-- begin EXTRACTED RECORDS --

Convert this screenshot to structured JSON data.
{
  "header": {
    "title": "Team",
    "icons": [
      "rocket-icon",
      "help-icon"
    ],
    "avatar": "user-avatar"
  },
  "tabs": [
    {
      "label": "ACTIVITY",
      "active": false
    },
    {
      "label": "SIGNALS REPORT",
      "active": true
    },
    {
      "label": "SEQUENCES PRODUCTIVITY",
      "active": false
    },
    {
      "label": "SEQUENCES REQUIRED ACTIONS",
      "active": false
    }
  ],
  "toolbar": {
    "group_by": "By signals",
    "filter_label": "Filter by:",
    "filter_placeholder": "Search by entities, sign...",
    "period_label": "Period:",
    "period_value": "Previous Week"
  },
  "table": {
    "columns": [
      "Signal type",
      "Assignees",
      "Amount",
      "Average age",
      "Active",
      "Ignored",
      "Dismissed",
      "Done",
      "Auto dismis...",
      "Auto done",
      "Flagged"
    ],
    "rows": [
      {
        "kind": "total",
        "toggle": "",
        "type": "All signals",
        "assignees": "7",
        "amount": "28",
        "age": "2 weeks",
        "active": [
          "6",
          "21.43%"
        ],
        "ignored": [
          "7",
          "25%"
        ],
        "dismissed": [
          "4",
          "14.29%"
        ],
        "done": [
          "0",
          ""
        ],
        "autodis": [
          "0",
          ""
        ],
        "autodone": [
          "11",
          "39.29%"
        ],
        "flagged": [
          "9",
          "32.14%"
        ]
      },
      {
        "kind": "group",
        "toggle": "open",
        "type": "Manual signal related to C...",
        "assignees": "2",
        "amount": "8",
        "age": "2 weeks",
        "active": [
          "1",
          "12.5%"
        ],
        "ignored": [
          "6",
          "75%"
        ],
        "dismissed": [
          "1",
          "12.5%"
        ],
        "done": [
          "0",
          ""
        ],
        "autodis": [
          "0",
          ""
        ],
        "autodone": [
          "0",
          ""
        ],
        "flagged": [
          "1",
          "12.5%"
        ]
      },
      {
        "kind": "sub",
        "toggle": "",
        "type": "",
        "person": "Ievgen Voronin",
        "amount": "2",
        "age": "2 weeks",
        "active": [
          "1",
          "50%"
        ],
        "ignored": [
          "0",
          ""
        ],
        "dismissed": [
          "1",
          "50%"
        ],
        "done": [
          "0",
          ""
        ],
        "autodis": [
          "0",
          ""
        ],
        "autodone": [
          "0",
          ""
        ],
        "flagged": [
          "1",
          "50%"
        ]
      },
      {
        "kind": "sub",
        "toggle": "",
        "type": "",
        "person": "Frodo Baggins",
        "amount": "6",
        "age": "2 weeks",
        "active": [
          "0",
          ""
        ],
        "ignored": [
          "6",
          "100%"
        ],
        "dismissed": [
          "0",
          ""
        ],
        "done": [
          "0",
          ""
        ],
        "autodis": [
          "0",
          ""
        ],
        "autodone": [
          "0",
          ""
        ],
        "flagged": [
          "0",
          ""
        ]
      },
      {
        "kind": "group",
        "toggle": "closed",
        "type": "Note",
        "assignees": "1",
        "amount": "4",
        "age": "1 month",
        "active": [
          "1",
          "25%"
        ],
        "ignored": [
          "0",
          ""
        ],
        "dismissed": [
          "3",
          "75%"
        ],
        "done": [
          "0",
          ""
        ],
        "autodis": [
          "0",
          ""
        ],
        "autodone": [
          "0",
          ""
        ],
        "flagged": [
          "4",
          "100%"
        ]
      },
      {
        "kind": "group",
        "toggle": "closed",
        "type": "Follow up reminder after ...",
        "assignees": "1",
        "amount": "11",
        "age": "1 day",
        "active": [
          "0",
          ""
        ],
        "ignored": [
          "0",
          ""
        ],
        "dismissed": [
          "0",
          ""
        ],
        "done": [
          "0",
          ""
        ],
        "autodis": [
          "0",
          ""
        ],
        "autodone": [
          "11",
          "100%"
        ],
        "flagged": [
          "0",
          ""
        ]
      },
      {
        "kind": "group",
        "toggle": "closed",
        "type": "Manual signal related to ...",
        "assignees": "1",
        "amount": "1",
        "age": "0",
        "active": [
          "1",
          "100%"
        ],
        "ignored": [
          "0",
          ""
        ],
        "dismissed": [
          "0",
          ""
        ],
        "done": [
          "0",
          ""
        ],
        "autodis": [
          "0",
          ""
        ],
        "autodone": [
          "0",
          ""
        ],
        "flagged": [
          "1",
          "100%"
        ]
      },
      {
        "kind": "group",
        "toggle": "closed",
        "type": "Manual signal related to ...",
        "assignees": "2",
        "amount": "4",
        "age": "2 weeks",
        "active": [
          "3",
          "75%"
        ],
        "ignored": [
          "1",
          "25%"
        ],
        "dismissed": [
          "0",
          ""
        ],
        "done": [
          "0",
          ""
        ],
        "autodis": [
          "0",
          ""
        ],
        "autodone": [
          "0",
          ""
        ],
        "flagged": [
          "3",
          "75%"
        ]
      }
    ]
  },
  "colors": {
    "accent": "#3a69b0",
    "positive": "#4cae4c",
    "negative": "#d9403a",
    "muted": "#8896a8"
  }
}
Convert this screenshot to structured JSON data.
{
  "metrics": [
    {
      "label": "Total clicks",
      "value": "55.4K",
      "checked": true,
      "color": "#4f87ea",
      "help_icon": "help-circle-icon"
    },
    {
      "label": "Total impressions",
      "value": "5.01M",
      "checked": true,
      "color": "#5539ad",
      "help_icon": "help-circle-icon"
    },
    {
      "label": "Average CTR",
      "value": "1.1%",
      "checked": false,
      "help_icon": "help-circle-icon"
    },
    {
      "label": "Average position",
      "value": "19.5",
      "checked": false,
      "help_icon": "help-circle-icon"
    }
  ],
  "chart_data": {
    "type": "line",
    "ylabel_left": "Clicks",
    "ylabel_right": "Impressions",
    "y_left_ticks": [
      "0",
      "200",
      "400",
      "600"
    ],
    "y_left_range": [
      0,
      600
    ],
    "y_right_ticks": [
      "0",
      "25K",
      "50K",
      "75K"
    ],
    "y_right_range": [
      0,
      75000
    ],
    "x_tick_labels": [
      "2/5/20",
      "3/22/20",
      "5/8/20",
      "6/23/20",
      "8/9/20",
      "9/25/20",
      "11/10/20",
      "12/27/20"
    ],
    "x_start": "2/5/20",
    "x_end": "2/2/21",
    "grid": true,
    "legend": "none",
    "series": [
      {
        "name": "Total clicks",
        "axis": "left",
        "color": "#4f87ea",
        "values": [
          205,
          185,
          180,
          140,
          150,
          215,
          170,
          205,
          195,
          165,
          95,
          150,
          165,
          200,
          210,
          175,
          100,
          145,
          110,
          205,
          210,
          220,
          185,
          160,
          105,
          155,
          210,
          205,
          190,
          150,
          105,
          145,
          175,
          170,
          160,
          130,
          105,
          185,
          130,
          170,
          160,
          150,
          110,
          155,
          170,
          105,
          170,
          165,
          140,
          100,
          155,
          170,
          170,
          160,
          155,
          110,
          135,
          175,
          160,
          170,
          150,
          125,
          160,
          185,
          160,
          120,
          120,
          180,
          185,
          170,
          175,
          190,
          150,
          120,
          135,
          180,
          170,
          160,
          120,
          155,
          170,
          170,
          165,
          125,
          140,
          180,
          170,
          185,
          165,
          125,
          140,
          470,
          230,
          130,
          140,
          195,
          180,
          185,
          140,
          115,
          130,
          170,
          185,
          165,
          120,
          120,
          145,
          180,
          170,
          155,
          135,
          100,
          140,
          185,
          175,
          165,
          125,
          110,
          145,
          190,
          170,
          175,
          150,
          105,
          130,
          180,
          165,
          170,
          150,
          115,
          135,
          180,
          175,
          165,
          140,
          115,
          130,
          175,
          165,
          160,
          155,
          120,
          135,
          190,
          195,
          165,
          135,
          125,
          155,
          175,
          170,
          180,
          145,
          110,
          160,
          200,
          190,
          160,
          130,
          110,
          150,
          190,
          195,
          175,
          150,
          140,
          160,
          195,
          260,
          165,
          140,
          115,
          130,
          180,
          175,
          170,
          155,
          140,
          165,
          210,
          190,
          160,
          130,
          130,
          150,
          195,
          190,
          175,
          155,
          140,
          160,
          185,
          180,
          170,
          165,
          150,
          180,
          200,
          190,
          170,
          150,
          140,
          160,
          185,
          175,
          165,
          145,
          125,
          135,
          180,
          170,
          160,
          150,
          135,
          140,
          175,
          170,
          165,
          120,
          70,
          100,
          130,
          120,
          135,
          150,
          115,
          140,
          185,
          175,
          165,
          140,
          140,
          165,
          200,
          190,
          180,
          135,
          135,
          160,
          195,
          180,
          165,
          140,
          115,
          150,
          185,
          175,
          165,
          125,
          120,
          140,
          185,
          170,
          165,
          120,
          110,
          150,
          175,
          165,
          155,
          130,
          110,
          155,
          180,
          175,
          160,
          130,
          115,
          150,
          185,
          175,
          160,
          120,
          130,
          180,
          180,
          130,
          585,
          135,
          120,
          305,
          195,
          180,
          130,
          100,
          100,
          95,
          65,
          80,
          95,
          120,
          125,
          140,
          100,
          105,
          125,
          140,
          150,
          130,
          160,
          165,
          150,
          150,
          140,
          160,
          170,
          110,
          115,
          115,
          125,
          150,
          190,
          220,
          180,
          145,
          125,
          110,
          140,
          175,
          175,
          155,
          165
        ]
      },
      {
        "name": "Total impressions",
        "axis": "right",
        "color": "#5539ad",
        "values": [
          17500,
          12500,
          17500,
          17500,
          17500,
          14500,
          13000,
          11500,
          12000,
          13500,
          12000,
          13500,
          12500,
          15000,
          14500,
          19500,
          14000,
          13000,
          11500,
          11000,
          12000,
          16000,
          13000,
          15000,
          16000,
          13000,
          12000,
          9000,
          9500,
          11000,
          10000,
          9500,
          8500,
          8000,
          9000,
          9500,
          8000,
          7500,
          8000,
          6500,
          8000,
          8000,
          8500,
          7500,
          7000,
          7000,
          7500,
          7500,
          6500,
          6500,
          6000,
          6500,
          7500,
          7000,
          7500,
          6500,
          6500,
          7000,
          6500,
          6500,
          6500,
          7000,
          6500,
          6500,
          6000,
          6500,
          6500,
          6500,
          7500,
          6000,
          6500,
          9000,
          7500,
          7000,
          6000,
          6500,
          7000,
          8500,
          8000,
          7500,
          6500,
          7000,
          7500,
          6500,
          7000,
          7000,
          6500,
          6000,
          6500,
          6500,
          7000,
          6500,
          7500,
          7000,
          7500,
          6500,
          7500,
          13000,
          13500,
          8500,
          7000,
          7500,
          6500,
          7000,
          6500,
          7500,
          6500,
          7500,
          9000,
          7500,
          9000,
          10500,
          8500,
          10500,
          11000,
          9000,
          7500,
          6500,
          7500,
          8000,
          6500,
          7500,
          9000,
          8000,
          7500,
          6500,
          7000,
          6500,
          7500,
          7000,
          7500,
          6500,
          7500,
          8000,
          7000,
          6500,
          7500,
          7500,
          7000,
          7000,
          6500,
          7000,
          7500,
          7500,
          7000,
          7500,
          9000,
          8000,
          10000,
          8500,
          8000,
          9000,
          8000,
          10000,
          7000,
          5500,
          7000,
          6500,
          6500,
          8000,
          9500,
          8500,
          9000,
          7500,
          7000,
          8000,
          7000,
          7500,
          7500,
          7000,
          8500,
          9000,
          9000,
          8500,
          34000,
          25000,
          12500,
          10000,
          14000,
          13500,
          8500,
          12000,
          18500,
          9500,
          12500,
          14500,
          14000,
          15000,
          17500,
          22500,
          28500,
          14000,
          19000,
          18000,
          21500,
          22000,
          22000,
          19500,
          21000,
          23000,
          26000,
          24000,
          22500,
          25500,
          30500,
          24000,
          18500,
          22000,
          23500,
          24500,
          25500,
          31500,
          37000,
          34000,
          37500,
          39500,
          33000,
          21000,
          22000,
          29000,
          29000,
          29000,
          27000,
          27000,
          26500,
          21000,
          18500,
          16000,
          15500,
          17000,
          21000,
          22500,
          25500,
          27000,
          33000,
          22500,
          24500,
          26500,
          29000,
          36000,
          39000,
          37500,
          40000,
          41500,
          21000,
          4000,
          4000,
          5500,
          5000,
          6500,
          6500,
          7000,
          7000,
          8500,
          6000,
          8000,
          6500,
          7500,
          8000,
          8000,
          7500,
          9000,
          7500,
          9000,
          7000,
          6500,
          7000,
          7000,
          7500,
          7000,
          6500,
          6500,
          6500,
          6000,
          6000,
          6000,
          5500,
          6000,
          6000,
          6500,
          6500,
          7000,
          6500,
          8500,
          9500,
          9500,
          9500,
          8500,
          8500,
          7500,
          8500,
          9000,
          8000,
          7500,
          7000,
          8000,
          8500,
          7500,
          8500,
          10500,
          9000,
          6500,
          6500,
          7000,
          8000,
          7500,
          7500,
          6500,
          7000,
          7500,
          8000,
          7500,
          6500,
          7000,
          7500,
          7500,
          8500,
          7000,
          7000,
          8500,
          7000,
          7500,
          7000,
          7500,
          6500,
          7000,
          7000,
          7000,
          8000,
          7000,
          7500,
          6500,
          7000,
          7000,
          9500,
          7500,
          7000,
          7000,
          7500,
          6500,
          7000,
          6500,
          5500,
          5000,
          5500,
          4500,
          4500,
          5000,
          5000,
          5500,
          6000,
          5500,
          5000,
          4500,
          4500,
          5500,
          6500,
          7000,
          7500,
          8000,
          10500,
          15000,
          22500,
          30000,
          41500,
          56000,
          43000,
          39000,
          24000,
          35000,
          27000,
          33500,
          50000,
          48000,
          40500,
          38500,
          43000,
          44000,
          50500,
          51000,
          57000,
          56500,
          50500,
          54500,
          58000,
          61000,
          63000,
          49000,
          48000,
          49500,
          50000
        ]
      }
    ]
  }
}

-- end EXTRACTED RECORDS --

→ **AIM**: Find how many lines hold the string "name", and state that number alone.

→ **WORKED ANSWER**: 2